YOUR OBJECTIVE: Count every line that holds the string "orange", and report the number alone.

PROVIDED RECORDS:

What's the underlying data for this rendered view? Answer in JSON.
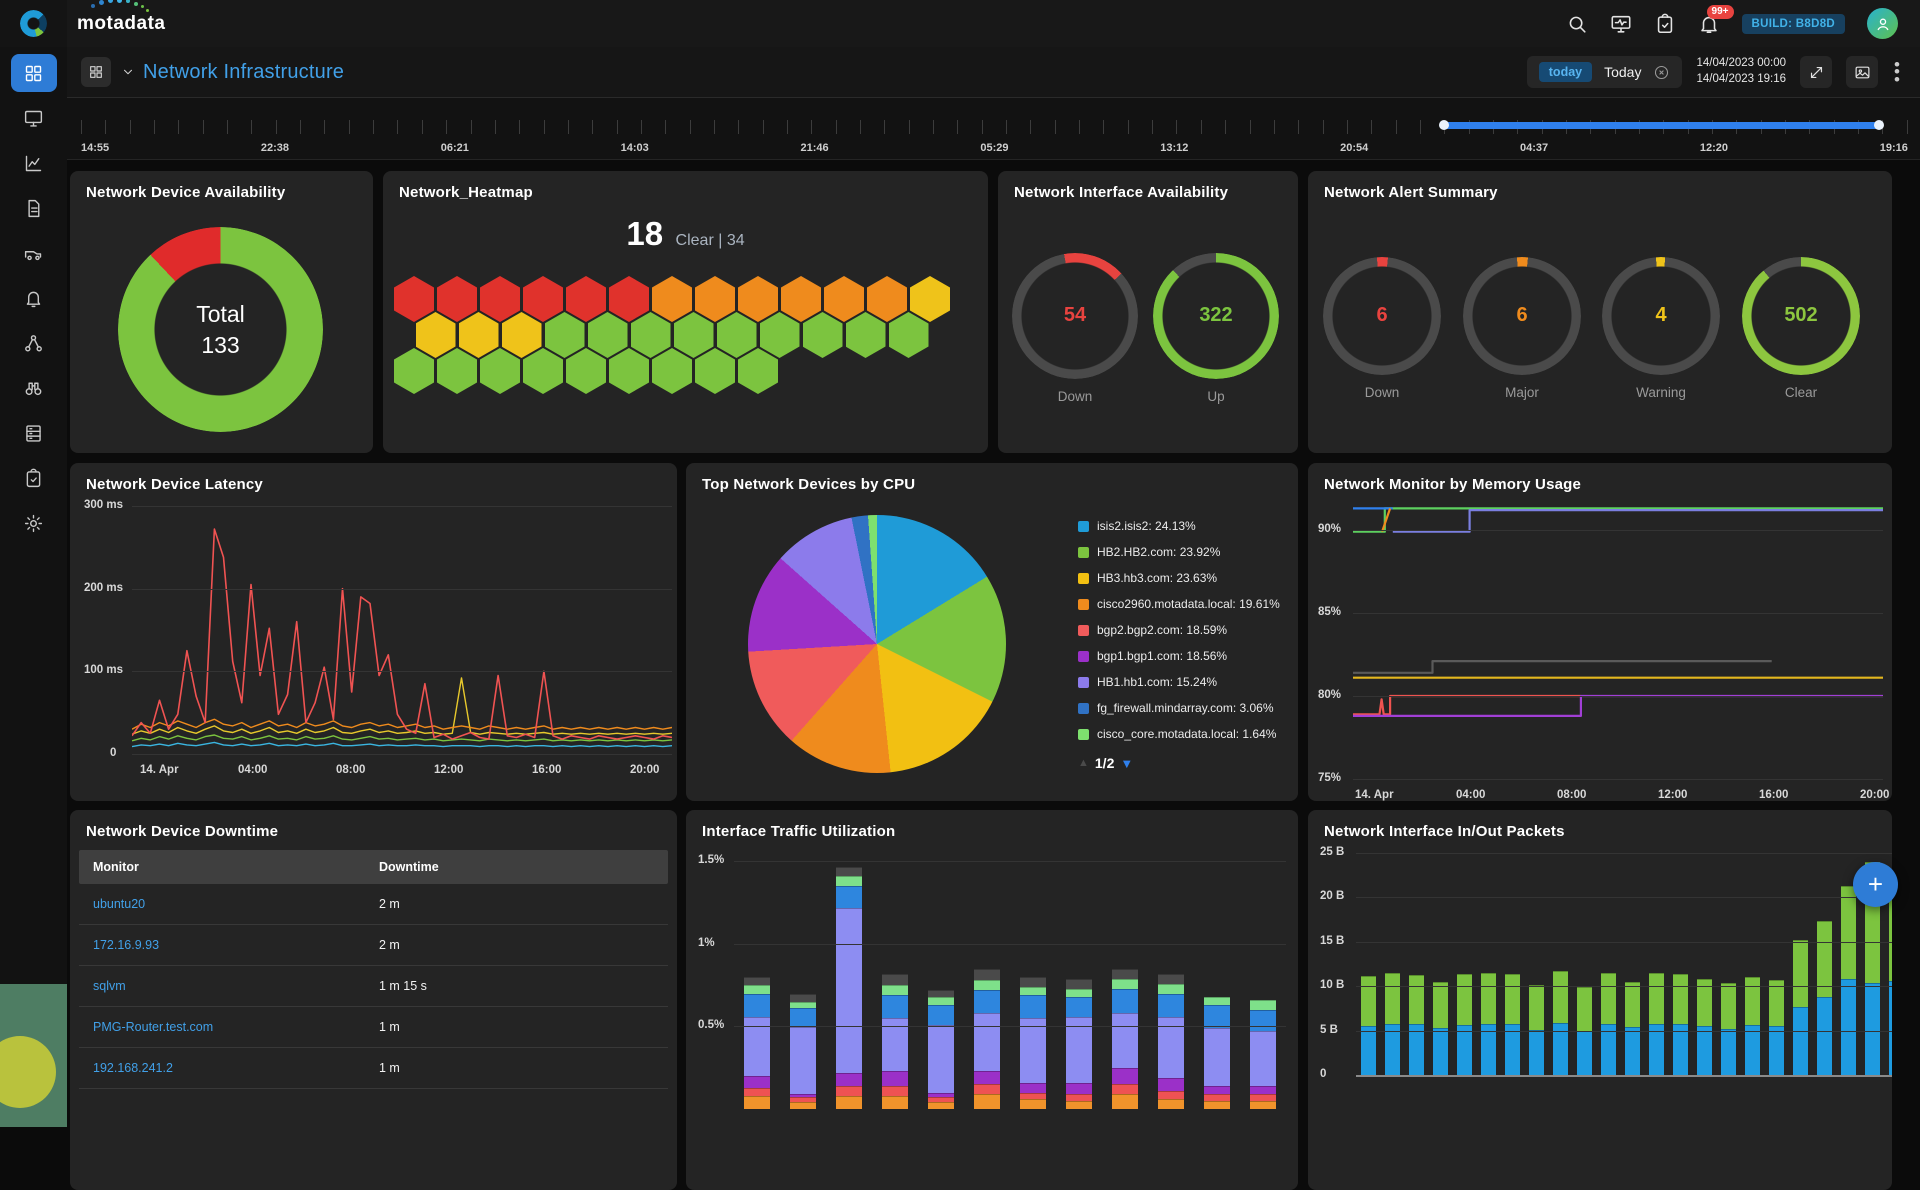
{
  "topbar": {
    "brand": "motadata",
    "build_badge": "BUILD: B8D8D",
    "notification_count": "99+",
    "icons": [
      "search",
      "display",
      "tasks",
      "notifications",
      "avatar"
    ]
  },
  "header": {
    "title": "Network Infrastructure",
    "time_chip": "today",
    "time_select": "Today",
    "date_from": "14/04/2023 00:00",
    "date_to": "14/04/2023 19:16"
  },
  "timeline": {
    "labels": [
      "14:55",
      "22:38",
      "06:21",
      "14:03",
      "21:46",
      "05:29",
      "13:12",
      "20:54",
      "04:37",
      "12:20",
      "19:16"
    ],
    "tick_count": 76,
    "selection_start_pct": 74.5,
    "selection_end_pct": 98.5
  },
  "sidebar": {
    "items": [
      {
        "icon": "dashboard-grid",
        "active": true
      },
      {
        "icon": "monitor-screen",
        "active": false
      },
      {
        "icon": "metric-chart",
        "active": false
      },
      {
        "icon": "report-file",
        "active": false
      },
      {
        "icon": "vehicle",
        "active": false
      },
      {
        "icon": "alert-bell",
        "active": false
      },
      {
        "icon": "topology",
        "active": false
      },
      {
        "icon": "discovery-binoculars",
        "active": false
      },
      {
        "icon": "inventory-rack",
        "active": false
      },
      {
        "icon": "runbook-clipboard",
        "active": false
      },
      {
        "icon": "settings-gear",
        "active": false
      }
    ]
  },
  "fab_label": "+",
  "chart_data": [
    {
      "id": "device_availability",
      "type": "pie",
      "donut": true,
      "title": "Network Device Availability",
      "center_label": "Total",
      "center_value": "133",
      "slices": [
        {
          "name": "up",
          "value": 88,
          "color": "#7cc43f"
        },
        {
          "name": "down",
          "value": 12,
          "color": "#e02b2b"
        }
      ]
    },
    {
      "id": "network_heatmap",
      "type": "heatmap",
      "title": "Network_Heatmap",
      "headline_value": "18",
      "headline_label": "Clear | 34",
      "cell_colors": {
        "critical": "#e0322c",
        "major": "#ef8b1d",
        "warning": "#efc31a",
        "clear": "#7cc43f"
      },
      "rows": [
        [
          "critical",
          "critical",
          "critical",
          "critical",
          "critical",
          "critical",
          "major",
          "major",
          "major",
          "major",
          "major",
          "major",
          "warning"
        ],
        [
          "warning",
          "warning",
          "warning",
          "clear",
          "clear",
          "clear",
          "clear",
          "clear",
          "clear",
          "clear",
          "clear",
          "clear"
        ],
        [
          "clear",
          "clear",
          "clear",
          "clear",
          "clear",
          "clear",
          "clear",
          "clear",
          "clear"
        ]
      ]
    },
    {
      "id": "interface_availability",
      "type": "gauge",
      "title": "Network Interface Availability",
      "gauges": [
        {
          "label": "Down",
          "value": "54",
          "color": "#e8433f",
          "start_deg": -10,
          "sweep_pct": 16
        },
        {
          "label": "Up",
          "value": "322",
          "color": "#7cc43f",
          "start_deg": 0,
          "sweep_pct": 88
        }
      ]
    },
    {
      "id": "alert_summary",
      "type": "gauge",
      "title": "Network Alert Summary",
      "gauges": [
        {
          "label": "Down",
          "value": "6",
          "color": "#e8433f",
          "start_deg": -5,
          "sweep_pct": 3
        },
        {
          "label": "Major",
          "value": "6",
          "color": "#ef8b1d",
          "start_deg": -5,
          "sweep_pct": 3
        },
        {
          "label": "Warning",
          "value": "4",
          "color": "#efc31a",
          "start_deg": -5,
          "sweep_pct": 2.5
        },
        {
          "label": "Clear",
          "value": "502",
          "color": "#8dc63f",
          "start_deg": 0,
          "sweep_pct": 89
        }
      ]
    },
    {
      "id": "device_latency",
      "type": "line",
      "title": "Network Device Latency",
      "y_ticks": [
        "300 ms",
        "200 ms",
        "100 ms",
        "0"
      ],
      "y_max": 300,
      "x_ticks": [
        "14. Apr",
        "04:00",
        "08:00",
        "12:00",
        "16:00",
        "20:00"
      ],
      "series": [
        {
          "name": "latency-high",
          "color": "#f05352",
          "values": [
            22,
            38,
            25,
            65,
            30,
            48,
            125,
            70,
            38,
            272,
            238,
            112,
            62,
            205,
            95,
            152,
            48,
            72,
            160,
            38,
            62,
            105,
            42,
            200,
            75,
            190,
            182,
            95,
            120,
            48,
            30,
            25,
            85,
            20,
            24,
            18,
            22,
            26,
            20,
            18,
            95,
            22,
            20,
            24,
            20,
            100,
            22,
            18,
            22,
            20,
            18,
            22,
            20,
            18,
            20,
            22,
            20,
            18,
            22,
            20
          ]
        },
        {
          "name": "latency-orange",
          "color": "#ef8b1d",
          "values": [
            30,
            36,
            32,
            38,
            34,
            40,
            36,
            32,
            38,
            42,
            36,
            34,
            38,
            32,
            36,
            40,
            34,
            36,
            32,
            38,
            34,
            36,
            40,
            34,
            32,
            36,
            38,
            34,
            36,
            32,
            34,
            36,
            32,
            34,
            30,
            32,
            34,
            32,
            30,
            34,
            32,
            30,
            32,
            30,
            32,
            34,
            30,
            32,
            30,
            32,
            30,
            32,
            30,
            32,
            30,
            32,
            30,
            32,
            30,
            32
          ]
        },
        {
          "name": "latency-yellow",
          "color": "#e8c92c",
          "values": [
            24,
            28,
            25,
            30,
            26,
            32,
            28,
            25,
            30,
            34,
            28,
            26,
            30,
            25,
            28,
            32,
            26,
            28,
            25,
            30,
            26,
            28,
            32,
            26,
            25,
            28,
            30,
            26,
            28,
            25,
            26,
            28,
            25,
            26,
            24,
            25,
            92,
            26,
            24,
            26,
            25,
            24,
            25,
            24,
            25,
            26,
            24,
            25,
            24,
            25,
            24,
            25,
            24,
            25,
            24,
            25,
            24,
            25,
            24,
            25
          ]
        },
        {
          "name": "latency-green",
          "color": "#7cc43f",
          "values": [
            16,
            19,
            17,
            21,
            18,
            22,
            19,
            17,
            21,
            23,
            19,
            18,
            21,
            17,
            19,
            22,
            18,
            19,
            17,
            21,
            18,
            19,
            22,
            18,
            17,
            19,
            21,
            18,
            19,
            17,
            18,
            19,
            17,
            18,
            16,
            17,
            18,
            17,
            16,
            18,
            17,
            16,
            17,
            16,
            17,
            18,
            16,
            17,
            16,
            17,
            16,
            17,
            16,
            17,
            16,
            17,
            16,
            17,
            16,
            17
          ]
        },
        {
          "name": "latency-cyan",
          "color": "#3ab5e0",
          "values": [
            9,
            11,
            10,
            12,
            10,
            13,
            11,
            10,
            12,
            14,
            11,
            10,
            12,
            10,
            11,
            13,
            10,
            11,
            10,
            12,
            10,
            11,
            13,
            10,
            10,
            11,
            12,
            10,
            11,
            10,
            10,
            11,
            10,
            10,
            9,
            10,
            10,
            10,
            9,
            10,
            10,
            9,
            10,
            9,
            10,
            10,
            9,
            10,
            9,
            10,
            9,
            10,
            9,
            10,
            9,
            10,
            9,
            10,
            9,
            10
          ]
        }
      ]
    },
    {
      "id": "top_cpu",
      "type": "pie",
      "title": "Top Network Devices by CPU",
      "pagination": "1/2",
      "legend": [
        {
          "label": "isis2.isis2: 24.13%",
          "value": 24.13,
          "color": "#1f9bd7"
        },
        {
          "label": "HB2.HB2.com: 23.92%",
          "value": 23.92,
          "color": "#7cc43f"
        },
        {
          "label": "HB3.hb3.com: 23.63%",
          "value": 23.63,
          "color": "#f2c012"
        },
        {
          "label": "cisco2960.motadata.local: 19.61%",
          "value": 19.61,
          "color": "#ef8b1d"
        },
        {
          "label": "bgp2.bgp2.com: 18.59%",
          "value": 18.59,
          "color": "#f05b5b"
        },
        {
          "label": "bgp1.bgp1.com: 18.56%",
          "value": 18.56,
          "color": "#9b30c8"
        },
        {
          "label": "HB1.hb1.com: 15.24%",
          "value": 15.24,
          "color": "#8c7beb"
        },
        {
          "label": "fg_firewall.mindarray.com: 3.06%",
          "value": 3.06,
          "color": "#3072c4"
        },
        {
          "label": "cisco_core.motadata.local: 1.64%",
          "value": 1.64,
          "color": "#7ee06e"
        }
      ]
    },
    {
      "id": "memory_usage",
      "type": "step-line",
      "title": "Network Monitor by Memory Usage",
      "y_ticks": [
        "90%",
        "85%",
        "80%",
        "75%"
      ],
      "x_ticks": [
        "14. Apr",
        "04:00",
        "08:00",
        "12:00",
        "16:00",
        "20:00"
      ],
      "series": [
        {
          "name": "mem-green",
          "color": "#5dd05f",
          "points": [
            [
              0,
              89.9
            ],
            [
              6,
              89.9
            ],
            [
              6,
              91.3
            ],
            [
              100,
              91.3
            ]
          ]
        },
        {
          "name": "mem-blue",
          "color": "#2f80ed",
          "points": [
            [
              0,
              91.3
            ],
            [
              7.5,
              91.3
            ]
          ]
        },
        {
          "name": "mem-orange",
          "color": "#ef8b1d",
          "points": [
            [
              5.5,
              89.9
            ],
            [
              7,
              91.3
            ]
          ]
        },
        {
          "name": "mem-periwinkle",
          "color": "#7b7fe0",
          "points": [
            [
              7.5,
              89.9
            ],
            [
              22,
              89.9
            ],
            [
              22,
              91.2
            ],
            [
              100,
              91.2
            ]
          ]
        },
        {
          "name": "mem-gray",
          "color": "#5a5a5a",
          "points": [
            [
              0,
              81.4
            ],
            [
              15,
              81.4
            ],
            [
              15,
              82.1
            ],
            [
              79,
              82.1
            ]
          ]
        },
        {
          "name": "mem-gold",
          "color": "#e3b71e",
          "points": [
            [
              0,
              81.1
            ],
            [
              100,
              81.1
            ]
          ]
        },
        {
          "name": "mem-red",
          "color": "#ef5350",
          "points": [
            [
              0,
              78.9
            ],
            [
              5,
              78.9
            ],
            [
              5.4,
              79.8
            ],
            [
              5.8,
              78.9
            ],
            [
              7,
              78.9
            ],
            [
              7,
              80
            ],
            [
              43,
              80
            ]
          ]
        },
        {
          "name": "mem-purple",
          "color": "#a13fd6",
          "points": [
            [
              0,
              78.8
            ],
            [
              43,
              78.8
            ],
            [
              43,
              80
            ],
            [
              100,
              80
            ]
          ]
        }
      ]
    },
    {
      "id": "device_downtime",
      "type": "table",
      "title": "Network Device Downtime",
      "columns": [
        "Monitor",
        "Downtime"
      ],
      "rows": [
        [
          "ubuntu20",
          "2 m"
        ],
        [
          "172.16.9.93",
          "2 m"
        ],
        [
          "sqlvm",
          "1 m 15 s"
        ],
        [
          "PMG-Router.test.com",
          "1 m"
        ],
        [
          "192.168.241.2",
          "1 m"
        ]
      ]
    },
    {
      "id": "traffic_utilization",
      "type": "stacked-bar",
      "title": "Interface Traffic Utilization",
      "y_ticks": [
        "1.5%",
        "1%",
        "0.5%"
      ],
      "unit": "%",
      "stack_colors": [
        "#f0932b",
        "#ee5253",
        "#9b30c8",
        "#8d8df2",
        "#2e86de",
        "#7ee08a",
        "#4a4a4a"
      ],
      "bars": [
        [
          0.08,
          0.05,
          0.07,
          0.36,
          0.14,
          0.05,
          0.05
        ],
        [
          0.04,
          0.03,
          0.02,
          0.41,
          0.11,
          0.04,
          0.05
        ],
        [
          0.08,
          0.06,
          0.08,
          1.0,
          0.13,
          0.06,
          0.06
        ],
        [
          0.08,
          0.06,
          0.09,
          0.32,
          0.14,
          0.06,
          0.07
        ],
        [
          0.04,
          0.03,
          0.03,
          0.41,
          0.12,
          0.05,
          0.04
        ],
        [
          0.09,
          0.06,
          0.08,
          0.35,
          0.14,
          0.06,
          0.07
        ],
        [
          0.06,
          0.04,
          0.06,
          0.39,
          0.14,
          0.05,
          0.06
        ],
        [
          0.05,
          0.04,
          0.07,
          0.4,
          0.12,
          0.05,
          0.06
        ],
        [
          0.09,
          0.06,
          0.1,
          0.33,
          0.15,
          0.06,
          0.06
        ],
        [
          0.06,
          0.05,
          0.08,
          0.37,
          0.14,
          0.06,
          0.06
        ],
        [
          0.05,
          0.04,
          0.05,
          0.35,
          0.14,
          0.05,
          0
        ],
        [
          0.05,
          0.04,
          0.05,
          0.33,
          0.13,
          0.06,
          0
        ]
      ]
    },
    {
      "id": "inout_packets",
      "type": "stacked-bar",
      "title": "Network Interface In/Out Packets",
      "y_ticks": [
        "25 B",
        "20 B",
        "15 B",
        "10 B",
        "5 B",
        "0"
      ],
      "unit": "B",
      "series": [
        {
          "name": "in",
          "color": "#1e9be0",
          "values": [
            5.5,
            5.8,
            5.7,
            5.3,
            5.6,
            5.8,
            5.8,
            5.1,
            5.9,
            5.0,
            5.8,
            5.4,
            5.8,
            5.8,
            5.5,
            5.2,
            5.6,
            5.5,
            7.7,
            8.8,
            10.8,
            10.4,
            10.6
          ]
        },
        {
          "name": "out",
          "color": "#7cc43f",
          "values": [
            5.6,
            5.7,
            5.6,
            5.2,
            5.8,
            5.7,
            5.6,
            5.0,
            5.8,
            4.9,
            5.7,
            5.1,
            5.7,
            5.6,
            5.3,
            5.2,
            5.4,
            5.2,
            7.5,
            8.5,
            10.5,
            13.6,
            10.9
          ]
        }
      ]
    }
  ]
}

* * *

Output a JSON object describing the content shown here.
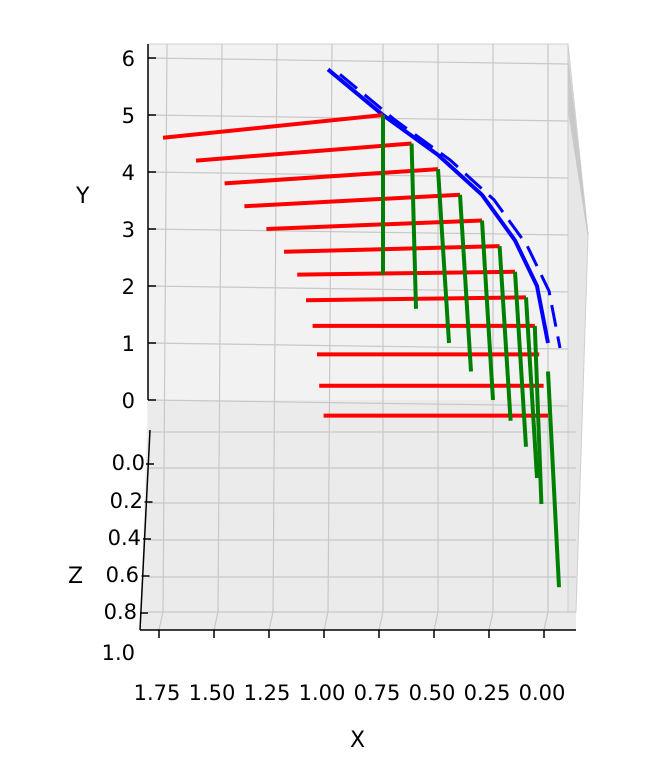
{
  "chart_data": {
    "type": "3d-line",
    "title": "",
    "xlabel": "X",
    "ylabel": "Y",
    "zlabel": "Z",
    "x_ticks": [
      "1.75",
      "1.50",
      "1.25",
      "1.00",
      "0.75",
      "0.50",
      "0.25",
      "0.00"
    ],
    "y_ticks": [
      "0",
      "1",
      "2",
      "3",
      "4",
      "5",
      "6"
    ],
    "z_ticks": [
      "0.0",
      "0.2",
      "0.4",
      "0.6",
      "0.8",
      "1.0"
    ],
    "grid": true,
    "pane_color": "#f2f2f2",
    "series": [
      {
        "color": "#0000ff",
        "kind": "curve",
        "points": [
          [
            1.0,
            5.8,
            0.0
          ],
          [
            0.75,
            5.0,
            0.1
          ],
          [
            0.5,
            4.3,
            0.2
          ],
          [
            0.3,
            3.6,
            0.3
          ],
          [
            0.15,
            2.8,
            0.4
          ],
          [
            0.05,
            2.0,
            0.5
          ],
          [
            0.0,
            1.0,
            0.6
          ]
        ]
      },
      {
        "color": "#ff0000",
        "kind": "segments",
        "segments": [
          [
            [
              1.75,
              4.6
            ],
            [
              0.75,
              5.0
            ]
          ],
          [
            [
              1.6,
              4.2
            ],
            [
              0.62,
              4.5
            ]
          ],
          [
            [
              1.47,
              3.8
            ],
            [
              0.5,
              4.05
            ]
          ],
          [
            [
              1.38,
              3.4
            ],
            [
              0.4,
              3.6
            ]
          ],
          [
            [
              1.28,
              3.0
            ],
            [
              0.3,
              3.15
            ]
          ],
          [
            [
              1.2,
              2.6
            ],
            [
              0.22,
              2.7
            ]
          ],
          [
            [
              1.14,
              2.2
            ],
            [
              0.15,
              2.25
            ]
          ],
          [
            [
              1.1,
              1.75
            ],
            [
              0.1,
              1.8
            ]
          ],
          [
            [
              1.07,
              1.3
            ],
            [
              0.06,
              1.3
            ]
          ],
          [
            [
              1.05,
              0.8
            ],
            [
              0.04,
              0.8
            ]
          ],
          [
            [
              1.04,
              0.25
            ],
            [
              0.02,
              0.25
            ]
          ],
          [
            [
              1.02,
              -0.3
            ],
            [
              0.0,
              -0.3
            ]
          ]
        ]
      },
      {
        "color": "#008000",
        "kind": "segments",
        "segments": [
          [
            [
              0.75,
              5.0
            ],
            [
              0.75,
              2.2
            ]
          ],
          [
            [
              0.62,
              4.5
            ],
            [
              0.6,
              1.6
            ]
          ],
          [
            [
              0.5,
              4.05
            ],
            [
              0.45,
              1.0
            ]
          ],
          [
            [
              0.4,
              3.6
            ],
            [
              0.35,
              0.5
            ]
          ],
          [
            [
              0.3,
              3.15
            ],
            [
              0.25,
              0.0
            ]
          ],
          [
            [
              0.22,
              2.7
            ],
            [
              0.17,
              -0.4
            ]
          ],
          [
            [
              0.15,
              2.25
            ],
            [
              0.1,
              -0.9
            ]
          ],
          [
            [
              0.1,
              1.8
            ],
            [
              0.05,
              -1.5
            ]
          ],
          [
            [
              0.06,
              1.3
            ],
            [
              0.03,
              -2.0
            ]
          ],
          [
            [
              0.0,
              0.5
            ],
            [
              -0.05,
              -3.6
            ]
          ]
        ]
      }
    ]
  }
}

RESPONSE TO THE TASK: 2